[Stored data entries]
┌────────
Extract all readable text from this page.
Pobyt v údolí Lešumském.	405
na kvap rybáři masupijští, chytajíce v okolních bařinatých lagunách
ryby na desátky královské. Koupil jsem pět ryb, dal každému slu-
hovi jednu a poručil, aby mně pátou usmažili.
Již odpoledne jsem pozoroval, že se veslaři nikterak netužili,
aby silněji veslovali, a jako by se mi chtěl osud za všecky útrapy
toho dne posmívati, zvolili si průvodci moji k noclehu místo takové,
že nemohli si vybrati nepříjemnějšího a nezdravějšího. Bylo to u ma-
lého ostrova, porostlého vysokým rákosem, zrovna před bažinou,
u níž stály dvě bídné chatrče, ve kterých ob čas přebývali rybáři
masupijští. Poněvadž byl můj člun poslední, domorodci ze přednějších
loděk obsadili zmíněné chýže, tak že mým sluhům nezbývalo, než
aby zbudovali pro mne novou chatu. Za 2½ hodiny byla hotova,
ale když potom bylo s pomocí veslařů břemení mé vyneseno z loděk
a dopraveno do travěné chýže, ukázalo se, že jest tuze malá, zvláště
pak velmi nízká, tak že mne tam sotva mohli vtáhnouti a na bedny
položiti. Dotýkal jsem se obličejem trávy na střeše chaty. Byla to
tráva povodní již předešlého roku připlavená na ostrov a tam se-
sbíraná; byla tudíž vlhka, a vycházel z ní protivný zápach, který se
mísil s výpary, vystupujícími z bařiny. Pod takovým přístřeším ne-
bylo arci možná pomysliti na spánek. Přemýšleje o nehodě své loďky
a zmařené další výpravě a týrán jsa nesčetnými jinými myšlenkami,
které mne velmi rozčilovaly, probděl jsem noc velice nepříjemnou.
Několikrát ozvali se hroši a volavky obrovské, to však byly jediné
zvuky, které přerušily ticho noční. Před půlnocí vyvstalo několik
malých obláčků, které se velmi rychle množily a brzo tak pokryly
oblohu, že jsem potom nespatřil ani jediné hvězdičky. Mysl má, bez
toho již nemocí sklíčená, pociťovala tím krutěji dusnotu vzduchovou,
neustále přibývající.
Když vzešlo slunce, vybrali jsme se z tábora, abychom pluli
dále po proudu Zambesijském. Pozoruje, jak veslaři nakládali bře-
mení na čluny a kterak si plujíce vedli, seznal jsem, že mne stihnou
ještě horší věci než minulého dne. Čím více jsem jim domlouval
└────────
The full set of records should be duplicated exactly.

Extract all readable text from this page.
Pobyt v údolí Lešumském.	405
na kvap rybáři masupijští, chytajíce v okolních bařinatých lagunách
ryby na desátky královské. Koupil jsem pět ryb, dal každému slu-
hovi jednu a poručil, aby mně pátou usmažili.
Již odpoledne jsem pozoroval, že se veslaři nikterak netužili,
aby silněji veslovali, a jako by se mi chtěl osud za všecky útrapy
toho dne posmívati, zvolili si průvodci moji k noclehu místo takové,
že nemohli si vybrati nepříjemnějšího a nezdravějšího. Bylo to u ma-
lého ostrova, porostlého vysokým rákosem, zrovna před bažinou,
u níž stály dvě bídné chatrče, ve kterých ob čas přebývali rybáři
masupijští. Poněvadž byl můj člun poslední, domorodci ze přednějších
loděk obsadili zmíněné chýže, tak že mým sluhům nezbývalo, než
aby zbudovali pro mne novou chatu. Za 2½ hodiny byla hotova,
ale když potom bylo s pomocí veslařů břemení mé vyneseno z loděk
a dopraveno do travěné chýže, ukázalo se, že jest tuze malá, zvláště
pak velmi nízká, tak že mne tam sotva mohli vtáhnouti a na bedny
položiti. Dotýkal jsem se obličejem trávy na střeše chaty. Byla to
tráva povodní již předešlého roku připlavená na ostrov a tam se-
sbíraná; byla tudíž vlhka, a vycházel z ní protivný zápach, který se
mísil s výpary, vystupujícími z bařiny. Pod takovým přístřeším ne-
bylo arci možná pomysliti na spánek. Přemýšleje o nehodě své loďky
a zmařené další výpravě a týrán jsa nesčetnými jinými myšlenkami,
které mne velmi rozčilovaly, probděl jsem noc velice nepříjemnou.
Několikrát ozvali se hroši a volavky obrovské, to však byly jediné
zvuky, které přerušily ticho noční. Před půlnocí vyvstalo několik
malých obláčků, které se velmi rychle množily a brzo tak pokryly
oblohu, že jsem potom nespatřil ani jediné hvězdičky. Mysl má, bez
toho již nemocí sklíčená, pociťovala tím krutěji dusnotu vzduchovou,
neustále přibývající.
Když vzešlo slunce, vybrali jsme se z tábora, abychom pluli
dále po proudu Zambesijském. Pozoruje, jak veslaři nakládali bře-
mení na čluny a kterak si plujíce vedli, seznal jsem, že mne stihnou
ještě horší věci než minulého dne. Čím více jsem jim domlouval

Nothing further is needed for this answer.